__TASK STATEMENT__: Starting at the line that contains "What does this", reproduce every line through the end of the entries below, with no pictures in the copy.

__DATA SUPPLIED__:
----------

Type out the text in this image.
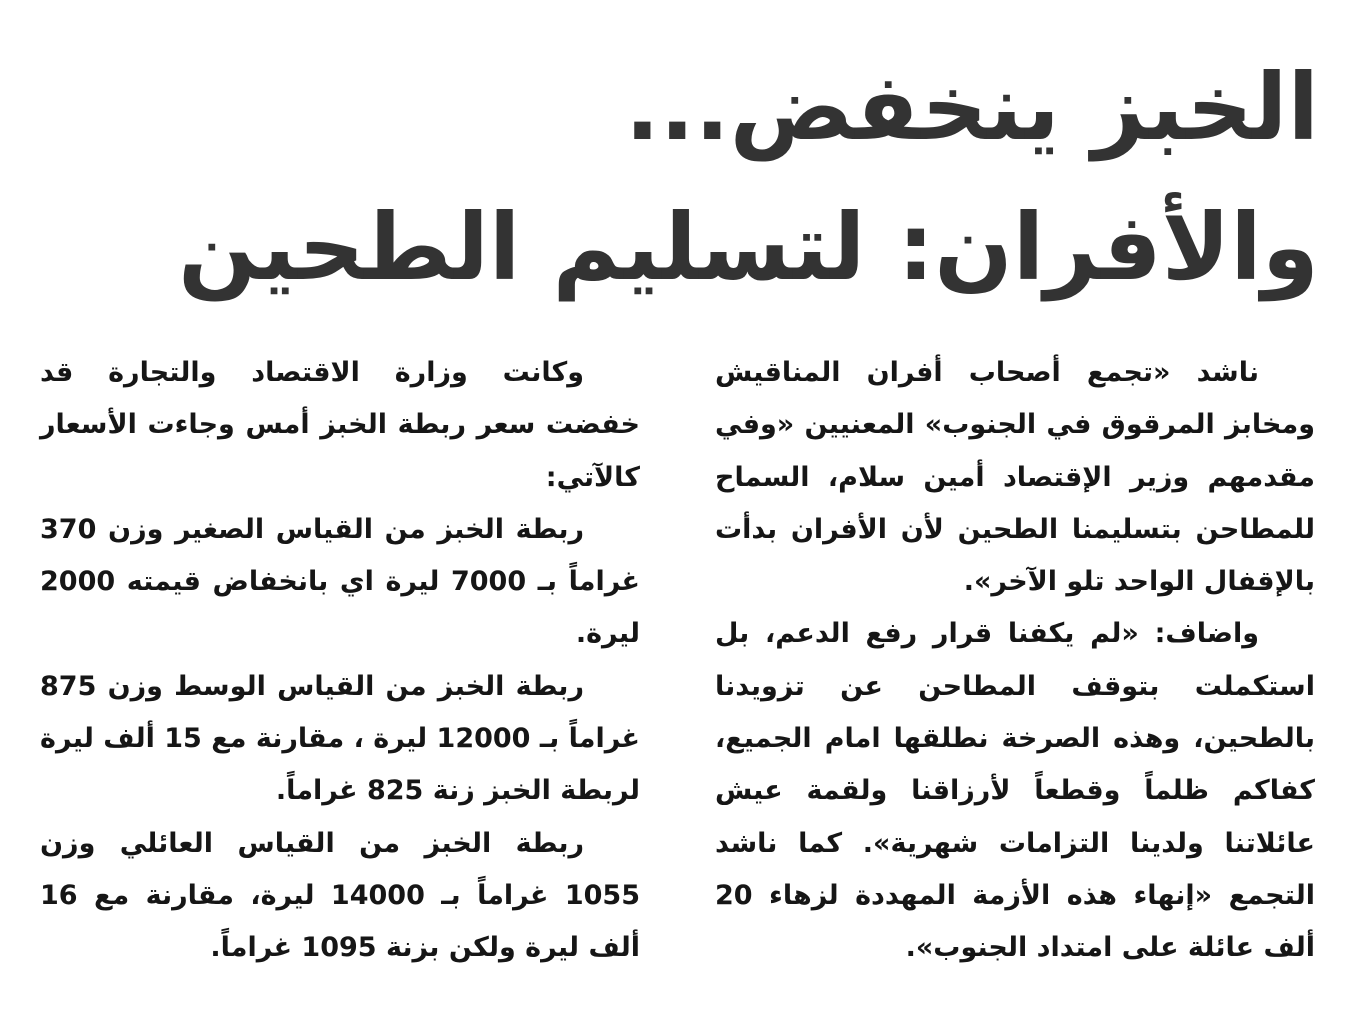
الخبز ينخفض...
والأفران: لتسليم الطحين

ناشد «تجمع أصحاب أفران المناقيش ومخابز المرقوق في الجنوب» المعنيين «وفي مقدمهم وزير الإقتصاد أمين سلام، السماح للمطاحن بتسليمنا الطحين لأن الأفران بدأت بالإقفال الواحد تلو الآخر».

واضاف: «لم يكفنا قرار رفع الدعم، بل استكملت بتوقف المطاحن عن تزويدنا بالطحين، وهذه الصرخة نطلقها امام الجميع، كفاكم ظلماً وقطعاً لأرزاقنا ولقمة عيش عائلاتنا ولدينا التزامات شهرية». كما ناشد التجمع «إنهاء هذه الأزمة المهددة لزهاء 20 ألف عائلة على امتداد الجنوب».

وكانت وزارة الاقتصاد والتجارة قد خفضت سعر ربطة الخبز أمس وجاءت الأسعار كالآتي:

ربطة الخبز من القياس الصغير وزن 370 غراماً بـ 7000 ليرة اي بانخفاض قيمته 2000 ليرة.

ربطة الخبز من القياس الوسط وزن 875 غراماً بـ 12000 ليرة ، مقارنة مع 15 ألف ليرة لربطة الخبز زنة 825 غراماً.

ربطة الخبز من القياس العائلي وزن 1055 غراماً بـ 14000 ليرة، مقارنة مع 16 ألف ليرة ولكن بزنة 1095 غراماً.
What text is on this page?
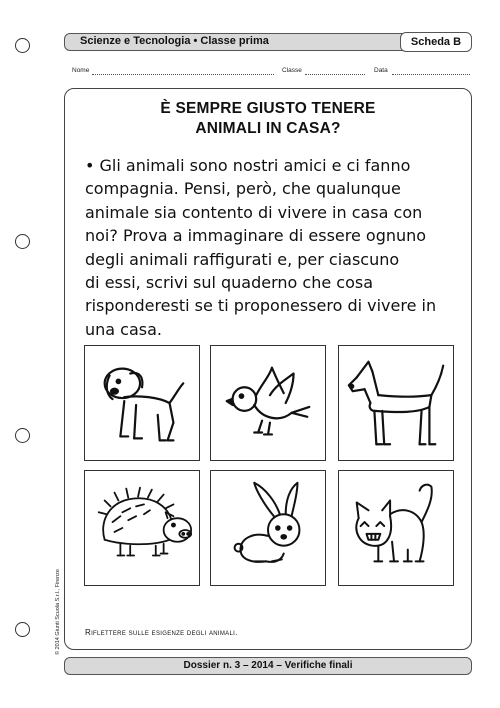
Scienze e Tecnologia • Classe prima	Scheda B
Nome	Classe	Data
È SEMPRE GIUSTO TENERE
ANIMALI IN CASA?
• Gli animali sono nostri amici e ci fanno
compagnia. Pensi, però, che qualunque
animale sia contento di vivere in casa con
noi? Prova a immaginare di essere ognuno
degli animali raffigurati e, per ciascuno
di essi, scrivi sul quaderno che cosa
risponderesti se ti proponessero di vivere in
una casa.
Riflettere sulle esigenze degli animali.
Dossier n. 3 – 2014 – Verifiche finali
© 2014 Giunti Scuola S.r.l., Firenze
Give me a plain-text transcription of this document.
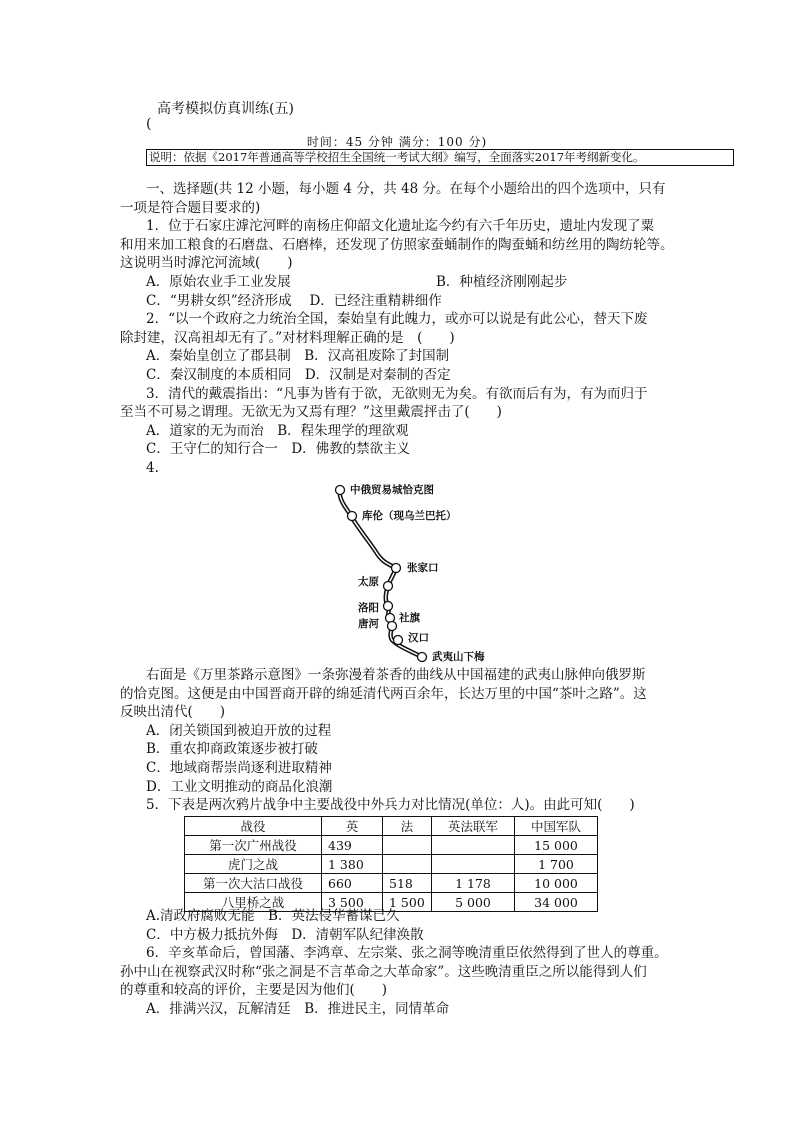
高考模拟仿真训练(五)
(
时间：45 分钟 满分：100 分)
说明：依据《2017年普通高等学校招生全国统一考试大纲》编写，全面落实2017年考纲新变化。
一、选择题(共 12 小题，每小题 4 分，共 48 分。在每个小题给出的四个选项中，只有
一项是符合题目要求的)
1．位于石家庄滹沱河畔的南杨庄仰韶文化遗址迄今约有六千年历史，遗址内发现了粟
和用来加工粮食的石磨盘、石磨棒，还发现了仿照家蚕蛹制作的陶蚕蛹和纺丝用的陶纺轮等。
这说明当时滹沱河流域(　　)
A．原始农业手工业发展	B．种植经济刚刚起步
C．“男耕女织”经济形成　 D．已经注重精耕细作
2．“以一个政府之力统治全国，秦始皇有此魄力，或亦可以说是有此公心，替天下废
除封建，汉高祖却无有了。”对材料理解正确的是　(　　)
A．秦始皇创立了郡县制　B．汉高祖废除了封国制
C．秦汉制度的本质相同　D．汉制是对秦制的否定
3．清代的戴震指出：“凡事为皆有于欲，无欲则无为矣。有欲而后有为，有为而归于
至当不可易之谓理。无欲无为又焉有理？”这里戴震抨击了(　　)
A．道家的无为而治　B．程朱理学的理欲观
C．王守仁的知行合一　D．佛教的禁欲主义
4.
中俄贸易城恰克图
库伦（现乌兰巴托）
张家口
太原
洛阳
社旗
唐河
汉口
武夷山下梅
右面是《万里茶路示意图》一条弥漫着茶香的曲线从中国福建的武夷山脉伸向俄罗斯
的恰克图。这便是由中国晋商开辟的绵延清代两百余年，长达万里的中国“茶叶之路”。这
反映出清代(　　)
A．闭关锁国到被迫开放的过程
B．重农抑商政策逐步被打破
C．地域商帮崇尚逐利进取精神
D．工业文明推动的商品化浪潮
5．下表是两次鸦片战争中主要战役中外兵力对比情况(单位：人)。由此可知(　　)
战役	英	法	英法联军	中国军队
第一次广州战役	439			15 000
虎门之战	1 380			1 700
第一次大沽口战役	660	518	1 178	10 000
八里桥之战	3 500	1 500	5 000	34 000
A.清政府腐败无能　B．英法侵华蓄谋已久
C．中方极力抵抗外侮　D．清朝军队纪律涣散
6．辛亥革命后，曾国藩、李鸿章、左宗棠、张之洞等晚清重臣依然得到了世人的尊重。
孙中山在视察武汉时称“张之洞是不言革命之大革命家”。这些晚清重臣之所以能得到人们
的尊重和较高的评价，主要是因为他们(　　)
A．排满兴汉，瓦解清廷　B．推进民主，同情革命
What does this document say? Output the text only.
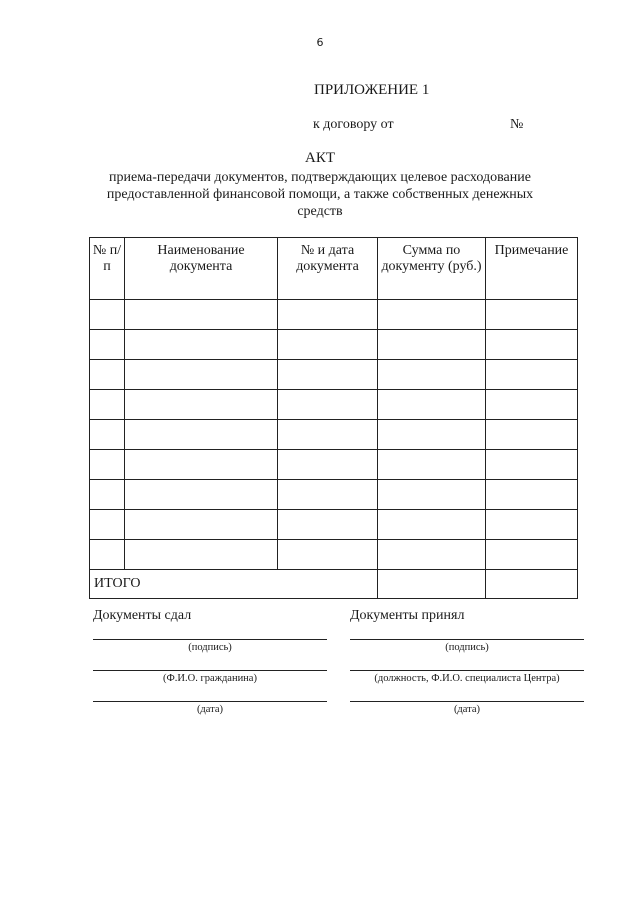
6
ПРИЛОЖЕНИЕ 1
к договору от	№
АКТ
приема-передачи документов, подтверждающих целевое расходование предоставленной финансовой помощи, а также собственных денежных средств
№ п/п	Наименование документа	№ и дата документа	Сумма по документу (руб.)	Примечание

ИТОГО				
Документы сдал
(подпись)
(Ф.И.О. гражданина)
(дата)
Документы принял
(подпись)
(должность, Ф.И.О. специалиста Центра)
(дата)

----------

__RESPONSE TO THE EXERCISE__:
What does this document say? Output the text only.
6
ПРИЛОЖЕНИЕ 1
к договору от	№
АКТ
приема-передачи документов, подтверждающих целевое расходование предоставленной финансовой помощи, а также собственных денежных средств
№ п/п	Наименование документа	№ и дата документа	Сумма по документу (руб.)	Примечание

ИТОГО				
Документы сдал
(подпись)
(Ф.И.О. гражданина)
(дата)
Документы принял
(подпись)
(должность, Ф.И.О. специалиста Центра)
(дата)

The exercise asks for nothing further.